# Task description
The data follows this line. Copy verbatim the line with "Output the text content of this document." and each line after it to the end.

# Stored data
[Start of Attachment]

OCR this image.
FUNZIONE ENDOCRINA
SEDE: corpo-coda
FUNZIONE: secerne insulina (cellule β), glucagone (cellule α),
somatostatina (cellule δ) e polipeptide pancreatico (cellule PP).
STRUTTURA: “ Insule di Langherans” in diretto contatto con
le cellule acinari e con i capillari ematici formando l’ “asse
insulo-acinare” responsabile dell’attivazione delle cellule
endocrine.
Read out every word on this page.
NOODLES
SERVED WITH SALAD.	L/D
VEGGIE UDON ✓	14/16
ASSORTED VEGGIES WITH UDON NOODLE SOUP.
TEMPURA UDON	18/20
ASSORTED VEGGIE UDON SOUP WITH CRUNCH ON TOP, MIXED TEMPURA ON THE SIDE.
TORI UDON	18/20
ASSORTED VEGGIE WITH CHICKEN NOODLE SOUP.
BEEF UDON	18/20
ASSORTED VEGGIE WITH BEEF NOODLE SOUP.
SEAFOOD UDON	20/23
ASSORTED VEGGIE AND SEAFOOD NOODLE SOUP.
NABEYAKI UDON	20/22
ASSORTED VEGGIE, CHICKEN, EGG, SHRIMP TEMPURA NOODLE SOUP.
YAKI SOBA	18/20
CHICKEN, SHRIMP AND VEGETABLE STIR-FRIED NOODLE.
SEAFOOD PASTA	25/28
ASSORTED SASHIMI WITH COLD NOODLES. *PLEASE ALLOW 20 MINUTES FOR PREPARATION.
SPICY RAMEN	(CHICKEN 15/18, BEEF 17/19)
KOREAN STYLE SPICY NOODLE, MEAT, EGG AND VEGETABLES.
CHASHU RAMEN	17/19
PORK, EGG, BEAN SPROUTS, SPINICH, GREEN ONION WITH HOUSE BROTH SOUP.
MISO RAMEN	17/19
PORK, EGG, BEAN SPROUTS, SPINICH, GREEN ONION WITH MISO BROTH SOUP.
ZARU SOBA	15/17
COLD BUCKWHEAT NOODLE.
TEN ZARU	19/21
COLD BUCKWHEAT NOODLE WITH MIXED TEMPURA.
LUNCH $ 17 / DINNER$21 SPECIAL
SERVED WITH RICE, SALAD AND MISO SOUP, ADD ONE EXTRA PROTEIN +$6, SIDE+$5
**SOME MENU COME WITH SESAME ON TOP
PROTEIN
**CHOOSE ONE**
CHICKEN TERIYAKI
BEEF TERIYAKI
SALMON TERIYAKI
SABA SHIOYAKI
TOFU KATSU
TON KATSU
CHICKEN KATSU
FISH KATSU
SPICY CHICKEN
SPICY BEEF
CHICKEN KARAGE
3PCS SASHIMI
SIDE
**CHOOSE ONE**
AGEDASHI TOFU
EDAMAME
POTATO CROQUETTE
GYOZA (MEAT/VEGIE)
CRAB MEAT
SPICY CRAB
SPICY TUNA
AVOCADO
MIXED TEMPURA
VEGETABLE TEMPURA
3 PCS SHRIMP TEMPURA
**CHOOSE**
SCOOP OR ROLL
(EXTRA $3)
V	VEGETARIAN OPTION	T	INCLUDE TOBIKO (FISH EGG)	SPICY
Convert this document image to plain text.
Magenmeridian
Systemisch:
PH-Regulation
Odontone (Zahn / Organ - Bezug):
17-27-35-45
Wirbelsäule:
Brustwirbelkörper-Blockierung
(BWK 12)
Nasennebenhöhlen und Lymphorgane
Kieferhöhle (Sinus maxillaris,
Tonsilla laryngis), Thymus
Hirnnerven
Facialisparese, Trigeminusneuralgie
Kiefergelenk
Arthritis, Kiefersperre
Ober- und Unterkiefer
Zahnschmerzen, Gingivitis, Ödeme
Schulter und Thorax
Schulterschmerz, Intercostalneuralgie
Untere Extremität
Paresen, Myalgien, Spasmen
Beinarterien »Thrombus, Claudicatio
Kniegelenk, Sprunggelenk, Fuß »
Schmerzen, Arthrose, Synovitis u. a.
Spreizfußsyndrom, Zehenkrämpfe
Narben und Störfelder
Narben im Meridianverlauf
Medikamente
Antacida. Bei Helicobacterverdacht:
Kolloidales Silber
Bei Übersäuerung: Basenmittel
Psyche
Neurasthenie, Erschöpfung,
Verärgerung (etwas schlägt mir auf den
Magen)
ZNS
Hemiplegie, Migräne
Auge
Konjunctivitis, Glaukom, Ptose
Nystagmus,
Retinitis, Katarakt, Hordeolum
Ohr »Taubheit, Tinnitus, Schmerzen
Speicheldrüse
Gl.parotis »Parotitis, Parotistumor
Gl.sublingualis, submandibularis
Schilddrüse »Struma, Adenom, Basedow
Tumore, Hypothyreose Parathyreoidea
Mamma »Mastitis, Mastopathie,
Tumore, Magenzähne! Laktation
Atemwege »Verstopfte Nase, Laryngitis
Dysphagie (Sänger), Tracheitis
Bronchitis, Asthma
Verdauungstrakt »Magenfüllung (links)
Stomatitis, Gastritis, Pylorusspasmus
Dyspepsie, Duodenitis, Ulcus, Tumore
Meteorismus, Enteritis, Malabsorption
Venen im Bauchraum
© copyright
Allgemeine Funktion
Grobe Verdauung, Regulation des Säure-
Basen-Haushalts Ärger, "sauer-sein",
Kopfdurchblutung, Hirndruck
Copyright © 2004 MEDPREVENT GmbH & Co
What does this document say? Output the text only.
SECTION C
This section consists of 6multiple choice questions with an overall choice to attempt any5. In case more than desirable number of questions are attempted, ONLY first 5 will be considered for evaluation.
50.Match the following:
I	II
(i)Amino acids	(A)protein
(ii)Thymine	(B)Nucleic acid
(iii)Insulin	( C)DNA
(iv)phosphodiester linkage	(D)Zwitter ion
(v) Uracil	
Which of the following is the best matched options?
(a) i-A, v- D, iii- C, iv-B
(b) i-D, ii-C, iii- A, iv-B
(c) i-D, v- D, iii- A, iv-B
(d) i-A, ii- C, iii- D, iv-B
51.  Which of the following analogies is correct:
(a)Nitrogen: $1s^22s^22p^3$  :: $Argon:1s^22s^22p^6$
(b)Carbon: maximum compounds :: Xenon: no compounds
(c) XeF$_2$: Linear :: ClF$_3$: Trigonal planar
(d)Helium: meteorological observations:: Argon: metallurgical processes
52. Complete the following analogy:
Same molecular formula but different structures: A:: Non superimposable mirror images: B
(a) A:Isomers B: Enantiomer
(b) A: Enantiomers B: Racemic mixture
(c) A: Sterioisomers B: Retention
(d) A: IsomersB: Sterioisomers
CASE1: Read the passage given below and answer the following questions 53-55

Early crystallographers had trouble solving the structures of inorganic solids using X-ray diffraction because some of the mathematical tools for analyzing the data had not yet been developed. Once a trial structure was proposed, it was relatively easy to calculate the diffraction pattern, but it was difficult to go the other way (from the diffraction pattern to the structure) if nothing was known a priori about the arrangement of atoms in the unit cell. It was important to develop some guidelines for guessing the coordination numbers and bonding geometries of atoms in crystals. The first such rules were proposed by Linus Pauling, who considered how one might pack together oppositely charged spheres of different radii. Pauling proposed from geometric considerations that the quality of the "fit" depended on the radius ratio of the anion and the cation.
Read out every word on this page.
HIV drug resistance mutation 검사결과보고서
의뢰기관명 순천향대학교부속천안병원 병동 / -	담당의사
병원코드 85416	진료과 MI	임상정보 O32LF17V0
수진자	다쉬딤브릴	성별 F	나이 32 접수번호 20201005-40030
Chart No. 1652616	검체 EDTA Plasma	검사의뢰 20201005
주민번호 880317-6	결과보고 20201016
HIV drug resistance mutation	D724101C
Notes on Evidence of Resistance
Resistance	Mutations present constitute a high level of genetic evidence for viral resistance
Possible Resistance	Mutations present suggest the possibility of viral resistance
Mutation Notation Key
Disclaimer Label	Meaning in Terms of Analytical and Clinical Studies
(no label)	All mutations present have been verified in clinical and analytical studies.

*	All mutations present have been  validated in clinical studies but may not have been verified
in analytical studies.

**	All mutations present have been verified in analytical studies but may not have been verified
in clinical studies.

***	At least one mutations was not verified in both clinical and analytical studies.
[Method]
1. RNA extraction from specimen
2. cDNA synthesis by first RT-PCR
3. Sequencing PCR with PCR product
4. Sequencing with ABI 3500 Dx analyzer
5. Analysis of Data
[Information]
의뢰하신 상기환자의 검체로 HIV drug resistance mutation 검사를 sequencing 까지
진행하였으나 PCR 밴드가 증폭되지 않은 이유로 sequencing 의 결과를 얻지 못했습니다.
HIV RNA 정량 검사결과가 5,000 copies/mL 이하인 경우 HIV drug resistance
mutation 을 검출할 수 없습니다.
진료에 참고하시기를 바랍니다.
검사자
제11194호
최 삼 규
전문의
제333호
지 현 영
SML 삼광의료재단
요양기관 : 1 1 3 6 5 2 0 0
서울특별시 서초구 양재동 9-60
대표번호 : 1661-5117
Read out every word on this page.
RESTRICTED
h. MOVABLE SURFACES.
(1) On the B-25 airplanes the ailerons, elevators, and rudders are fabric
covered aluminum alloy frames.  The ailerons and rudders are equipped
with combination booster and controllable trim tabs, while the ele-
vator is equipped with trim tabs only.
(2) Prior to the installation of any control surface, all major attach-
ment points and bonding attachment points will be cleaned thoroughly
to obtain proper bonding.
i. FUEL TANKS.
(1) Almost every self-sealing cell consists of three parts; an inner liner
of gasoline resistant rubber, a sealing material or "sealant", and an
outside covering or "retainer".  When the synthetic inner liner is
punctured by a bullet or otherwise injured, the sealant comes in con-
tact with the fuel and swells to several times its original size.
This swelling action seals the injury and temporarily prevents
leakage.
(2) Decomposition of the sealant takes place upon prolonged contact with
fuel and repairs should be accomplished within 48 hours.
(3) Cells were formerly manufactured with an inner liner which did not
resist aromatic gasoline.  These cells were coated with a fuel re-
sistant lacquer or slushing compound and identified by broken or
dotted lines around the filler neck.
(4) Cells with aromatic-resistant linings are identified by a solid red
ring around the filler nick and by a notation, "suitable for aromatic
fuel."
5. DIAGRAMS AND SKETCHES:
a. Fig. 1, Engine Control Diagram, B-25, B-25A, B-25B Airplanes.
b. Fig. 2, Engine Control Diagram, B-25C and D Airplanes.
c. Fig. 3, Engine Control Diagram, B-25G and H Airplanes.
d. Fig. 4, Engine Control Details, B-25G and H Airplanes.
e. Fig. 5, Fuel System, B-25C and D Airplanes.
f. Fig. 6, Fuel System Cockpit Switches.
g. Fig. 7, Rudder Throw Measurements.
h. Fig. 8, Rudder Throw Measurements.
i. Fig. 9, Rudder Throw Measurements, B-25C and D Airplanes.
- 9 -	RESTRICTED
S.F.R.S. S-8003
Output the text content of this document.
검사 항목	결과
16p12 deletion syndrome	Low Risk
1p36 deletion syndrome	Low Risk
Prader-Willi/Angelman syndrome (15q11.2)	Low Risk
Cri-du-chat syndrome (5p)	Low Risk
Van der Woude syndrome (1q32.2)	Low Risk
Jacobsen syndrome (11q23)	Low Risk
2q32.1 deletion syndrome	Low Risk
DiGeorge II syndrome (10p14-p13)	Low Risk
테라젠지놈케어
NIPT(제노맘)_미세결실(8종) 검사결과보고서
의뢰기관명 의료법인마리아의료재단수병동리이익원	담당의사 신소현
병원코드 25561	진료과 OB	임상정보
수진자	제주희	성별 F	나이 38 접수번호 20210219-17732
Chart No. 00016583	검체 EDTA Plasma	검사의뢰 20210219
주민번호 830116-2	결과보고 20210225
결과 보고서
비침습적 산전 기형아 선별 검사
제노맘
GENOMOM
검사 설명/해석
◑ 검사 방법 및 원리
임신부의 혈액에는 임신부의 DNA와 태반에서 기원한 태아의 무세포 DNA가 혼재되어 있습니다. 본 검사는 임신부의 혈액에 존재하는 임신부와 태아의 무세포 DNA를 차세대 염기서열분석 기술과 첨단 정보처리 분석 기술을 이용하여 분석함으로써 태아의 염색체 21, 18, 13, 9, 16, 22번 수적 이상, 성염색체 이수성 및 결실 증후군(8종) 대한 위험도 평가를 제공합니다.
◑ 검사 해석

[End of Attachment]

# Exercise solution
Output the text content of this document.
검사 항목	결과
16p12 deletion syndrome	Low Risk
1p36 deletion syndrome	Low Risk
Prader-Willi/Angelman syndrome (15q11.2)	Low Risk
Cri-du-chat syndrome (5p)	Low Risk
Van der Woude syndrome (1q32.2)	Low Risk
Jacobsen syndrome (11q23)	Low Risk
2q32.1 deletion syndrome	Low Risk
DiGeorge II syndrome (10p14-p13)	Low Risk
테라젠지놈케어
NIPT(제노맘)_미세결실(8종) 검사결과보고서
의뢰기관명 의료법인마리아의료재단수병동리이익원	담당의사 신소현
병원코드 25561	진료과 OB	임상정보
수진자	제주희	성별 F	나이 38 접수번호 20210219-17732
Chart No. 00016583	검체 EDTA Plasma	검사의뢰 20210219
주민번호 830116-2	결과보고 20210225
결과 보고서
비침습적 산전 기형아 선별 검사
제노맘
GENOMOM
검사 설명/해석
◑ 검사 방법 및 원리
임신부의 혈액에는 임신부의 DNA와 태반에서 기원한 태아의 무세포 DNA가 혼재되어 있습니다. 본 검사는 임신부의 혈액에 존재하는 임신부와 태아의 무세포 DNA를 차세대 염기서열분석 기술과 첨단 정보처리 분석 기술을 이용하여 분석함으로써 태아의 염색체 21, 18, 13, 9, 16, 22번 수적 이상, 성염색체 이수성 및 결실 증후군(8종) 대한 위험도 평가를 제공합니다.
◑ 검사 해석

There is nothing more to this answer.